§ Given task
Repeat the listing in full, word for word.

[Stored data entries]
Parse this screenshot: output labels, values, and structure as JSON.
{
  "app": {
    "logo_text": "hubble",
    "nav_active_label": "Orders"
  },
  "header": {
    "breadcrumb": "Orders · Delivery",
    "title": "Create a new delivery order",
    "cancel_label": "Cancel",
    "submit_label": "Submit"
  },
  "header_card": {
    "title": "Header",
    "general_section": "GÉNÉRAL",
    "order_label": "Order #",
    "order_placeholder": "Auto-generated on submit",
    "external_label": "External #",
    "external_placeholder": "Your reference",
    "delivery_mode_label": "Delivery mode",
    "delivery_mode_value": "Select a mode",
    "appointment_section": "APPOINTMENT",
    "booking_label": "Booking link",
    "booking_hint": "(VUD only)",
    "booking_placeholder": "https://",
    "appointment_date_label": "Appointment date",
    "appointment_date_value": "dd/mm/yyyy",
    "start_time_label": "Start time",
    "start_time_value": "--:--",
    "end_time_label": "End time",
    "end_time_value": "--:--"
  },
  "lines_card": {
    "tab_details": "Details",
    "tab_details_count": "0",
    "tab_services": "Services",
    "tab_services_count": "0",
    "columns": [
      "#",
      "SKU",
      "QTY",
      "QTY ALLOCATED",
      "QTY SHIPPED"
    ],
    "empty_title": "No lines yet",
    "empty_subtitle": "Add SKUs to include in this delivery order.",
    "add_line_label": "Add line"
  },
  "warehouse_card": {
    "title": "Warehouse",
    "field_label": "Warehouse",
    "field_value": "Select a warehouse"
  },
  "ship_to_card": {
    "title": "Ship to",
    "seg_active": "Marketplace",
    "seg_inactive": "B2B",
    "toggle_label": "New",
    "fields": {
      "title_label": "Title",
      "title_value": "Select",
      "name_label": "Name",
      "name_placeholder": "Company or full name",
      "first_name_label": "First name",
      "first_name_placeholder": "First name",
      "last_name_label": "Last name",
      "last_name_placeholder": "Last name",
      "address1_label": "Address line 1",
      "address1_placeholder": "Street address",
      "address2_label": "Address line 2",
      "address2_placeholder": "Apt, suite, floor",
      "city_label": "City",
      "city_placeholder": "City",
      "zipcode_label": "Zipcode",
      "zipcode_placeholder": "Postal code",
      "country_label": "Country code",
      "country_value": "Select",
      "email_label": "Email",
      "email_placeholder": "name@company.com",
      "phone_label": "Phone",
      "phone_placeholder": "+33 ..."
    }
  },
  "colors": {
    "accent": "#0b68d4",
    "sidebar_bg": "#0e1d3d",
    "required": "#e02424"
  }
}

§ Written response
Parse this screenshot: output labels, values, and structure as JSON.
{
  "app": {
    "logo_text": "hubble",
    "nav_active_label": "Orders"
  },
  "header": {
    "breadcrumb": "Orders · Delivery",
    "title": "Create a new delivery order",
    "cancel_label": "Cancel",
    "submit_label": "Submit"
  },
  "header_card": {
    "title": "Header",
    "general_section": "GÉNÉRAL",
    "order_label": "Order #",
    "order_placeholder": "Auto-generated on submit",
    "external_label": "External #",
    "external_placeholder": "Your reference",
    "delivery_mode_label": "Delivery mode",
    "delivery_mode_value": "Select a mode",
    "appointment_section": "APPOINTMENT",
    "booking_label": "Booking link",
    "booking_hint": "(VUD only)",
    "booking_placeholder": "https://",
    "appointment_date_label": "Appointment date",
    "appointment_date_value": "dd/mm/yyyy",
    "start_time_label": "Start time",
    "start_time_value": "--:--",
    "end_time_label": "End time",
    "end_time_value": "--:--"
  },
  "lines_card": {
    "tab_details": "Details",
    "tab_details_count": "0",
    "tab_services": "Services",
    "tab_services_count": "0",
    "columns": [
      "#",
      "SKU",
      "QTY",
      "QTY ALLOCATED",
      "QTY SHIPPED"
    ],
    "empty_title": "No lines yet",
    "empty_subtitle": "Add SKUs to include in this delivery order.",
    "add_line_label": "Add line"
  },
  "warehouse_card": {
    "title": "Warehouse",
    "field_label": "Warehouse",
    "field_value": "Select a warehouse"
  },
  "ship_to_card": {
    "title": "Ship to",
    "seg_active": "Marketplace",
    "seg_inactive": "B2B",
    "toggle_label": "New",
    "fields": {
      "title_label": "Title",
      "title_value": "Select",
      "name_label": "Name",
      "name_placeholder": "Company or full name",
      "first_name_label": "First name",
      "first_name_placeholder": "First name",
      "last_name_label": "Last name",
      "last_name_placeholder": "Last name",
      "address1_label": "Address line 1",
      "address1_placeholder": "Street address",
      "address2_label": "Address line 2",
      "address2_placeholder": "Apt, suite, floor",
      "city_label": "City",
      "city_placeholder": "City",
      "zipcode_label": "Zipcode",
      "zipcode_placeholder": "Postal code",
      "country_label": "Country code",
      "country_value": "Select",
      "email_label": "Email",
      "email_placeholder": "name@company.com",
      "phone_label": "Phone",
      "phone_placeholder": "+33 ..."
    }
  },
  "colors": {
    "accent": "#0b68d4",
    "sidebar_bg": "#0e1d3d",
    "required": "#e02424"
  }
}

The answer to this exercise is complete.